Directions for this task: Copy each of the following rows verbatim, leaving every line unchanged.
** Start Material **
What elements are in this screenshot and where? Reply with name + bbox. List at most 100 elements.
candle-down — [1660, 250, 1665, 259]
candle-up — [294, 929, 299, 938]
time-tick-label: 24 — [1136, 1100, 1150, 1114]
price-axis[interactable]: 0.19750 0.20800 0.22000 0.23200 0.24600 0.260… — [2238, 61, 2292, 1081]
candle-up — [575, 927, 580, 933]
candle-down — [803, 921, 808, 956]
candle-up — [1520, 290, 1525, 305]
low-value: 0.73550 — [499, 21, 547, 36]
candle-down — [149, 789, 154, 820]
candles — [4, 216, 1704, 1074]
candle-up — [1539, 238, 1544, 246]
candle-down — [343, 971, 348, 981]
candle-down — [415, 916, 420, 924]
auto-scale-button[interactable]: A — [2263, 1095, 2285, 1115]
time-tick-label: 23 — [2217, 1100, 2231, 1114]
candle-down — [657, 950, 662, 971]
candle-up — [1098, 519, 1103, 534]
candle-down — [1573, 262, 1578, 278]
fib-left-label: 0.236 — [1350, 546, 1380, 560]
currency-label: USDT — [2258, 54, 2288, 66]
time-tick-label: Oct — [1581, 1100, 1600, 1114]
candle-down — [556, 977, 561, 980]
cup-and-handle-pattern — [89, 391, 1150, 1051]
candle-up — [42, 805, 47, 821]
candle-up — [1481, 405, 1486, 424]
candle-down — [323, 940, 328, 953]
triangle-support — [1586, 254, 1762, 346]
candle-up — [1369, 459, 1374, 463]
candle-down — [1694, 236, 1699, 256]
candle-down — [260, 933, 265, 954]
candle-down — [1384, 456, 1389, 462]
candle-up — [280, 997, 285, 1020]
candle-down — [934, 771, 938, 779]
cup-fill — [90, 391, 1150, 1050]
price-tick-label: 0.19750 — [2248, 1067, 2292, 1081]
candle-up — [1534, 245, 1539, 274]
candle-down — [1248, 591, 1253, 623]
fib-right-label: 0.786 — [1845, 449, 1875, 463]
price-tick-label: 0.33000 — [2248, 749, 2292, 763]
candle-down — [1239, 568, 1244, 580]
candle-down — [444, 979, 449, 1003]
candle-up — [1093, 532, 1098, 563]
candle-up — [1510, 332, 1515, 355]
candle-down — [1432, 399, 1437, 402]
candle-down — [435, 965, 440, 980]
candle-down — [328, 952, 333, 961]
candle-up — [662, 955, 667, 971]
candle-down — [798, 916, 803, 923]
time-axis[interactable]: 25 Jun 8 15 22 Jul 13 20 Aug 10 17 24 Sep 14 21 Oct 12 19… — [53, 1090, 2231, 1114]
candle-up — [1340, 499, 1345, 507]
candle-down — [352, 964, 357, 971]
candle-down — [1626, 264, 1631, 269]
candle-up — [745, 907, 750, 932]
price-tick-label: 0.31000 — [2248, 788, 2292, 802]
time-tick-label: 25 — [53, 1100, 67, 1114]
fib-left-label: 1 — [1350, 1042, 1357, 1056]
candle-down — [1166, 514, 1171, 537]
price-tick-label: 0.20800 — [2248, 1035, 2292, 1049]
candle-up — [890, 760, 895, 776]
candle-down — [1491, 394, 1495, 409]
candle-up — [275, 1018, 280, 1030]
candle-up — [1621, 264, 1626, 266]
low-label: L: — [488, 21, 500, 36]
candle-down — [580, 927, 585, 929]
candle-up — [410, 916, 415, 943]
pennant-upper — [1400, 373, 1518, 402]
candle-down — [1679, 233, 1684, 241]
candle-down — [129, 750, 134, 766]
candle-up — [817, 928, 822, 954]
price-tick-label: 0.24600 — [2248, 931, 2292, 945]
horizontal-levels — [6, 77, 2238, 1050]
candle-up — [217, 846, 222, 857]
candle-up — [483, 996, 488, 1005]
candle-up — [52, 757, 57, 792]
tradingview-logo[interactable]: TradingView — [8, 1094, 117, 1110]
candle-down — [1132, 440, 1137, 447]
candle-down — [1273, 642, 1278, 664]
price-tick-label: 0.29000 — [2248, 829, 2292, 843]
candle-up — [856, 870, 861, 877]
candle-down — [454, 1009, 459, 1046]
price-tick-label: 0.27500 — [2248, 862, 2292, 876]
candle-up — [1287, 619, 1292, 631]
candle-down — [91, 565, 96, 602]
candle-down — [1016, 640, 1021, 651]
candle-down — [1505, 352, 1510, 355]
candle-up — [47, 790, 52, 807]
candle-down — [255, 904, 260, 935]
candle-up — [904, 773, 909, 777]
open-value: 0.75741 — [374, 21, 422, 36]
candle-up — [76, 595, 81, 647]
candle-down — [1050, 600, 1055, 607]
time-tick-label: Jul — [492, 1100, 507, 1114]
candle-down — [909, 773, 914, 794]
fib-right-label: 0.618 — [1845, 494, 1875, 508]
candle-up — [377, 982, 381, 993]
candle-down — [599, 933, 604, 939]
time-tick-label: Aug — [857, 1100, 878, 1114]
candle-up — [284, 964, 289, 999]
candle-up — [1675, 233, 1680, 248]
** End Material **
Task solution:
What elements are in this screenshot and where? Reply with name + bbox. List at most 100 elements.
candle-down — [1660, 250, 1665, 259]
candle-up — [294, 929, 299, 938]
time-tick-label: 24 — [1136, 1100, 1150, 1114]
price-axis[interactable]: 0.19750 0.20800 0.22000 0.23200 0.24600 0.260… — [2238, 61, 2292, 1081]
candle-up — [575, 927, 580, 933]
candle-down — [803, 921, 808, 956]
candle-up — [1520, 290, 1525, 305]
low-value: 0.73550 — [499, 21, 547, 36]
candle-down — [149, 789, 154, 820]
candles — [4, 216, 1704, 1074]
candle-up — [1539, 238, 1544, 246]
candle-down — [343, 971, 348, 981]
candle-down — [415, 916, 420, 924]
auto-scale-button[interactable]: A — [2263, 1095, 2285, 1115]
time-tick-label: 23 — [2217, 1100, 2231, 1114]
candle-down — [657, 950, 662, 971]
candle-up — [1098, 519, 1103, 534]
candle-down — [1573, 262, 1578, 278]
fib-left-label: 0.236 — [1350, 546, 1380, 560]
currency-label: USDT — [2258, 54, 2288, 66]
time-tick-label: Oct — [1581, 1100, 1600, 1114]
candle-down — [556, 977, 561, 980]
cup-and-handle-pattern — [89, 391, 1150, 1051]
candle-up — [42, 805, 47, 821]
candle-up — [1481, 405, 1486, 424]
candle-down — [323, 940, 328, 953]
triangle-support — [1586, 254, 1762, 346]
candle-up — [1369, 459, 1374, 463]
candle-down — [1694, 236, 1699, 256]
candle-down — [260, 933, 265, 954]
candle-down — [1384, 456, 1389, 462]
candle-up — [280, 997, 285, 1020]
candle-down — [934, 771, 938, 779]
cup-fill — [90, 391, 1150, 1050]
price-tick-label: 0.19750 — [2248, 1067, 2292, 1081]
candle-up — [1534, 245, 1539, 274]
candle-down — [1248, 591, 1253, 623]
fib-right-label: 0.786 — [1845, 449, 1875, 463]
price-tick-label: 0.33000 — [2248, 749, 2292, 763]
candle-down — [1239, 568, 1244, 580]
candle-down — [444, 979, 449, 1003]
candle-up — [1093, 532, 1098, 563]
candle-up — [1510, 332, 1515, 355]
candle-down — [1432, 399, 1437, 402]
candle-down — [435, 965, 440, 980]
candle-down — [328, 952, 333, 961]
candle-up — [662, 955, 667, 971]
candle-down — [798, 916, 803, 923]
time-axis[interactable]: 25 Jun 8 15 22 Jul 13 20 Aug 10 17 24 Sep 14 21 Oct 12 19… — [53, 1090, 2231, 1114]
candle-up — [1340, 499, 1345, 507]
candle-down — [352, 964, 357, 971]
candle-down — [1626, 264, 1631, 269]
candle-up — [745, 907, 750, 932]
price-tick-label: 0.31000 — [2248, 788, 2292, 802]
time-tick-label: 25 — [53, 1100, 67, 1114]
fib-left-label: 1 — [1350, 1042, 1357, 1056]
candle-down — [1166, 514, 1171, 537]
price-tick-label: 0.20800 — [2248, 1035, 2292, 1049]
candle-up — [890, 760, 895, 776]
candle-down — [1491, 394, 1495, 409]
candle-up — [275, 1018, 280, 1030]
candle-up — [1621, 264, 1626, 266]
low-label: L: — [488, 21, 500, 36]
candle-down — [580, 927, 585, 929]
candle-up — [410, 916, 415, 943]
pennant-upper — [1400, 373, 1518, 402]
candle-down — [1679, 233, 1684, 241]
candle-down — [129, 750, 134, 766]
candle-up — [817, 928, 822, 954]
price-tick-label: 0.24600 — [2248, 931, 2292, 945]
horizontal-levels — [6, 77, 2238, 1050]
candle-up — [217, 846, 222, 857]
candle-up — [483, 996, 488, 1005]
candle-up — [52, 757, 57, 792]
tradingview-logo[interactable]: TradingView — [8, 1094, 117, 1110]
candle-down — [1132, 440, 1137, 447]
candle-down — [1273, 642, 1278, 664]
price-tick-label: 0.29000 — [2248, 829, 2292, 843]
candle-up — [856, 870, 861, 877]
candle-down — [454, 1009, 459, 1046]
price-tick-label: 0.27500 — [2248, 862, 2292, 876]
candle-up — [1287, 619, 1292, 631]
candle-down — [91, 565, 96, 602]
candle-down — [1016, 640, 1021, 651]
candle-down — [1505, 352, 1510, 355]
candle-up — [47, 790, 52, 807]
candle-down — [255, 904, 260, 935]
candle-up — [904, 773, 909, 777]
open-value: 0.75741 — [374, 21, 422, 36]
candle-up — [76, 595, 81, 647]
candle-down — [1050, 600, 1055, 607]
time-tick-label: Jul — [492, 1100, 507, 1114]
candle-down — [909, 773, 914, 794]
fib-right-label: 0.618 — [1845, 494, 1875, 508]
candle-up — [377, 982, 381, 993]
candle-down — [599, 933, 604, 939]
time-tick-label: Aug — [857, 1100, 878, 1114]
candle-up — [284, 964, 289, 999]
candle-up — [1675, 233, 1680, 248]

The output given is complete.